Exercise prompt: Your task is to repeat the listing exactly.

Given information:
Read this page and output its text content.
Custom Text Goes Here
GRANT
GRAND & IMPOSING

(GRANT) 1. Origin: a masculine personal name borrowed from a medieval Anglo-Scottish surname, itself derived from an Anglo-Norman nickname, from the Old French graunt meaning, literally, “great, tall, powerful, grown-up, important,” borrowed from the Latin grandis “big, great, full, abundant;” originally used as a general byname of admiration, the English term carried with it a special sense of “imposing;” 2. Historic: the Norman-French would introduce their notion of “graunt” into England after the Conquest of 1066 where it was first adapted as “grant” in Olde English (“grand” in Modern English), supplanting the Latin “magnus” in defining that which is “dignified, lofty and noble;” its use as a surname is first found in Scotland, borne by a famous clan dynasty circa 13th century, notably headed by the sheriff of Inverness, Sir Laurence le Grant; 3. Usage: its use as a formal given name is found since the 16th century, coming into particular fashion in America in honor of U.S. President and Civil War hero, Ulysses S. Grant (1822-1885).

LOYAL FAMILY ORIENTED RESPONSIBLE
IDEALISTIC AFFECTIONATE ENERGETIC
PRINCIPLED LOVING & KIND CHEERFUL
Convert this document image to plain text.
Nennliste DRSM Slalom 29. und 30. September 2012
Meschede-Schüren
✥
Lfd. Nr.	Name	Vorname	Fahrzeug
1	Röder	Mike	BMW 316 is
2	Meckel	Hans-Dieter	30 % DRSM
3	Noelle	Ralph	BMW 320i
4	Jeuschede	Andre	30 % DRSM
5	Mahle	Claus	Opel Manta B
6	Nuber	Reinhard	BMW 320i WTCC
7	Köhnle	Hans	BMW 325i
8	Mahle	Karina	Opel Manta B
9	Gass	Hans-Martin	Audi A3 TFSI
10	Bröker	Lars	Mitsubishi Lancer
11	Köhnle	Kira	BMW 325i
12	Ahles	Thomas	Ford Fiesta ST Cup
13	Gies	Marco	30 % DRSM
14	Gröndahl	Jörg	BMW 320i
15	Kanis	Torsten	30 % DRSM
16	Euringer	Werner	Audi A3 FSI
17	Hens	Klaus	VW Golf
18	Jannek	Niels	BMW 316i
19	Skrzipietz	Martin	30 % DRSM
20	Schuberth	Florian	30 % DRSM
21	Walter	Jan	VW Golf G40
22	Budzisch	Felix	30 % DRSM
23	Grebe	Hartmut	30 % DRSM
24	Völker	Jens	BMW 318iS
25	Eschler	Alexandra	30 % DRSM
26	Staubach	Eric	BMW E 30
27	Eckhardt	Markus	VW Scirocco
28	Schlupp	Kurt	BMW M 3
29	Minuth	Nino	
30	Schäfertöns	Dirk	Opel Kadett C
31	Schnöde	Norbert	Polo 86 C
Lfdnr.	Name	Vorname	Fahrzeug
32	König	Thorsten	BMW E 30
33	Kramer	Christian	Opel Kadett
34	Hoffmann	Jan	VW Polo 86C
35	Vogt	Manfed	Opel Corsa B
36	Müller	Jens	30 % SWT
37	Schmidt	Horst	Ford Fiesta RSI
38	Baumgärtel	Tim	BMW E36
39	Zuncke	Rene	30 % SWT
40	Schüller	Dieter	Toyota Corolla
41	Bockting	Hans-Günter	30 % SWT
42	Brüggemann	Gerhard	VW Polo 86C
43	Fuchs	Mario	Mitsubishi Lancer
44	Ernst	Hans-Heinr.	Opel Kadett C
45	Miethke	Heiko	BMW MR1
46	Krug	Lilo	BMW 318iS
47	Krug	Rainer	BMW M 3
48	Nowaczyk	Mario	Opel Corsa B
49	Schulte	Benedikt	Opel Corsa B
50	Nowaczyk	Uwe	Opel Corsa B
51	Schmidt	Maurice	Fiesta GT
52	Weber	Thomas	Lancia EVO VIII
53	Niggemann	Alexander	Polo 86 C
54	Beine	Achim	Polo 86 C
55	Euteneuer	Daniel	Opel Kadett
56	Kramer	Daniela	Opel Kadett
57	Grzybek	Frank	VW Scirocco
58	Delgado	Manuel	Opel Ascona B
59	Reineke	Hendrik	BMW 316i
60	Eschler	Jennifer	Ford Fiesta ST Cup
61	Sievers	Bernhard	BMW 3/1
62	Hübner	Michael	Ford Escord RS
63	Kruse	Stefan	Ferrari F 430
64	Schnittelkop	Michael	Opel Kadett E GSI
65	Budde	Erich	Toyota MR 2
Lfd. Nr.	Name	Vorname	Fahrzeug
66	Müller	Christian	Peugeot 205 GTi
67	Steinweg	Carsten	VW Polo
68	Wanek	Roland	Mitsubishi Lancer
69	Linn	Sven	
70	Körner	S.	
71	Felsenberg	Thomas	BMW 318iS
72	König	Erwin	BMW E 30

Complete answer:
Read this page and output its text content.
Custom Text Goes Here
GRANT
GRAND & IMPOSING

(GRANT) 1. Origin: a masculine personal name borrowed from a medieval Anglo-Scottish surname, itself derived from an Anglo-Norman nickname, from the Old French graunt meaning, literally, “great, tall, powerful, grown-up, important,” borrowed from the Latin grandis “big, great, full, abundant;” originally used as a general byname of admiration, the English term carried with it a special sense of “imposing;” 2. Historic: the Norman-French would introduce their notion of “graunt” into England after the Conquest of 1066 where it was first adapted as “grant” in Olde English (“grand” in Modern English), supplanting the Latin “magnus” in defining that which is “dignified, lofty and noble;” its use as a surname is first found in Scotland, borne by a famous clan dynasty circa 13th century, notably headed by the sheriff of Inverness, Sir Laurence le Grant; 3. Usage: its use as a formal given name is found since the 16th century, coming into particular fashion in America in honor of U.S. President and Civil War hero, Ulysses S. Grant (1822-1885).

LOYAL FAMILY ORIENTED RESPONSIBLE
IDEALISTIC AFFECTIONATE ENERGETIC
PRINCIPLED LOVING & KIND CHEERFUL
Convert this document image to plain text.
Nennliste DRSM Slalom 29. und 30. September 2012
Meschede-Schüren
✥
Lfd. Nr.	Name	Vorname	Fahrzeug
1	Röder	Mike	BMW 316 is
2	Meckel	Hans-Dieter	30 % DRSM
3	Noelle	Ralph	BMW 320i
4	Jeuschede	Andre	30 % DRSM
5	Mahle	Claus	Opel Manta B
6	Nuber	Reinhard	BMW 320i WTCC
7	Köhnle	Hans	BMW 325i
8	Mahle	Karina	Opel Manta B
9	Gass	Hans-Martin	Audi A3 TFSI
10	Bröker	Lars	Mitsubishi Lancer
11	Köhnle	Kira	BMW 325i
12	Ahles	Thomas	Ford Fiesta ST Cup
13	Gies	Marco	30 % DRSM
14	Gröndahl	Jörg	BMW 320i
15	Kanis	Torsten	30 % DRSM
16	Euringer	Werner	Audi A3 FSI
17	Hens	Klaus	VW Golf
18	Jannek	Niels	BMW 316i
19	Skrzipietz	Martin	30 % DRSM
20	Schuberth	Florian	30 % DRSM
21	Walter	Jan	VW Golf G40
22	Budzisch	Felix	30 % DRSM
23	Grebe	Hartmut	30 % DRSM
24	Völker	Jens	BMW 318iS
25	Eschler	Alexandra	30 % DRSM
26	Staubach	Eric	BMW E 30
27	Eckhardt	Markus	VW Scirocco
28	Schlupp	Kurt	BMW M 3
29	Minuth	Nino	
30	Schäfertöns	Dirk	Opel Kadett C
31	Schnöde	Norbert	Polo 86 C
Lfdnr.	Name	Vorname	Fahrzeug
32	König	Thorsten	BMW E 30
33	Kramer	Christian	Opel Kadett
34	Hoffmann	Jan	VW Polo 86C
35	Vogt	Manfed	Opel Corsa B
36	Müller	Jens	30 % SWT
37	Schmidt	Horst	Ford Fiesta RSI
38	Baumgärtel	Tim	BMW E36
39	Zuncke	Rene	30 % SWT
40	Schüller	Dieter	Toyota Corolla
41	Bockting	Hans-Günter	30 % SWT
42	Brüggemann	Gerhard	VW Polo 86C
43	Fuchs	Mario	Mitsubishi Lancer
44	Ernst	Hans-Heinr.	Opel Kadett C
45	Miethke	Heiko	BMW MR1
46	Krug	Lilo	BMW 318iS
47	Krug	Rainer	BMW M 3
48	Nowaczyk	Mario	Opel Corsa B
49	Schulte	Benedikt	Opel Corsa B
50	Nowaczyk	Uwe	Opel Corsa B
51	Schmidt	Maurice	Fiesta GT
52	Weber	Thomas	Lancia EVO VIII
53	Niggemann	Alexander	Polo 86 C
54	Beine	Achim	Polo 86 C
55	Euteneuer	Daniel	Opel Kadett
56	Kramer	Daniela	Opel Kadett
57	Grzybek	Frank	VW Scirocco
58	Delgado	Manuel	Opel Ascona B
59	Reineke	Hendrik	BMW 316i
60	Eschler	Jennifer	Ford Fiesta ST Cup
61	Sievers	Bernhard	BMW 3/1
62	Hübner	Michael	Ford Escord RS
63	Kruse	Stefan	Ferrari F 430
64	Schnittelkop	Michael	Opel Kadett E GSI
65	Budde	Erich	Toyota MR 2
Lfd. Nr.	Name	Vorname	Fahrzeug
66	Müller	Christian	Peugeot 205 GTi
67	Steinweg	Carsten	VW Polo
68	Wanek	Roland	Mitsubishi Lancer
69	Linn	Sven	
70	Körner	S.	
71	Felsenberg	Thomas	BMW 318iS
72	König	Erwin	BMW E 30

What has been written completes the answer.